GIVEN REQUEST:
Would you retype all of these records exactly?

+++ MATERIAL FOR THE TASK

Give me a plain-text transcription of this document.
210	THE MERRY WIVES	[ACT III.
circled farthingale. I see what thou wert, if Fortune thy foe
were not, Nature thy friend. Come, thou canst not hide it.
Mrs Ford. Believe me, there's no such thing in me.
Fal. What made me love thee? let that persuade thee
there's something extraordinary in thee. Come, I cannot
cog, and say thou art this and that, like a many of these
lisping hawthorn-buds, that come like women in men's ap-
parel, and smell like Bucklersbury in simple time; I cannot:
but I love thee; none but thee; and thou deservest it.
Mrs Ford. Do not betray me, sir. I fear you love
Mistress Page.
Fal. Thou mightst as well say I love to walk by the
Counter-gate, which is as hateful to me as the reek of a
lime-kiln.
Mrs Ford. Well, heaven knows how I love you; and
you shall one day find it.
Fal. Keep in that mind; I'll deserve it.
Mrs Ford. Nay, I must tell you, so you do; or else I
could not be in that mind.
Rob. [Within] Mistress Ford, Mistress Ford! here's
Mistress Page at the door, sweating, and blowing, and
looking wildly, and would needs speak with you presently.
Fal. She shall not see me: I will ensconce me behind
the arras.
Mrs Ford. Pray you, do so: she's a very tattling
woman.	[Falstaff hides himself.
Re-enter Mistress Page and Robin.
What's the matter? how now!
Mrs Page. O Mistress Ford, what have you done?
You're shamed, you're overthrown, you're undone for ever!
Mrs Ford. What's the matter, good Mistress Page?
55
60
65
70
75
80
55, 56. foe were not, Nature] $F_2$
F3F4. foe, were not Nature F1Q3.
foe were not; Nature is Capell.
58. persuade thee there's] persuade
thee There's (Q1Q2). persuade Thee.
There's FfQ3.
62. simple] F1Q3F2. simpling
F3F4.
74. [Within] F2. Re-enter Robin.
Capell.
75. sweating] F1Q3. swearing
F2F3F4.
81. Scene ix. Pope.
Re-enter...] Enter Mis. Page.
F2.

++++++

SOLUTION:
Give me a plain-text transcription of this document.
210	THE MERRY WIVES	[ACT III.
circled farthingale. I see what thou wert, if Fortune thy foe
were not, Nature thy friend. Come, thou canst not hide it.
Mrs Ford. Believe me, there's no such thing in me.
Fal. What made me love thee? let that persuade thee
there's something extraordinary in thee. Come, I cannot
cog, and say thou art this and that, like a many of these
lisping hawthorn-buds, that come like women in men's ap-
parel, and smell like Bucklersbury in simple time; I cannot:
but I love thee; none but thee; and thou deservest it.
Mrs Ford. Do not betray me, sir. I fear you love
Mistress Page.
Fal. Thou mightst as well say I love to walk by the
Counter-gate, which is as hateful to me as the reek of a
lime-kiln.
Mrs Ford. Well, heaven knows how I love you; and
you shall one day find it.
Fal. Keep in that mind; I'll deserve it.
Mrs Ford. Nay, I must tell you, so you do; or else I
could not be in that mind.
Rob. [Within] Mistress Ford, Mistress Ford! here's
Mistress Page at the door, sweating, and blowing, and
looking wildly, and would needs speak with you presently.
Fal. She shall not see me: I will ensconce me behind
the arras.
Mrs Ford. Pray you, do so: she's a very tattling
woman.	[Falstaff hides himself.
Re-enter Mistress Page and Robin.
What's the matter? how now!
Mrs Page. O Mistress Ford, what have you done?
You're shamed, you're overthrown, you're undone for ever!
Mrs Ford. What's the matter, good Mistress Page?
55
60
65
70
75
80
55, 56. foe were not, Nature] $F_2$
F3F4. foe, were not Nature F1Q3.
foe were not; Nature is Capell.
58. persuade thee there's] persuade
thee There's (Q1Q2). persuade Thee.
There's FfQ3.
62. simple] F1Q3F2. simpling
F3F4.
74. [Within] F2. Re-enter Robin.
Capell.
75. sweating] F1Q3. swearing
F2F3F4.
81. Scene ix. Pope.
Re-enter...] Enter Mis. Page.
F2.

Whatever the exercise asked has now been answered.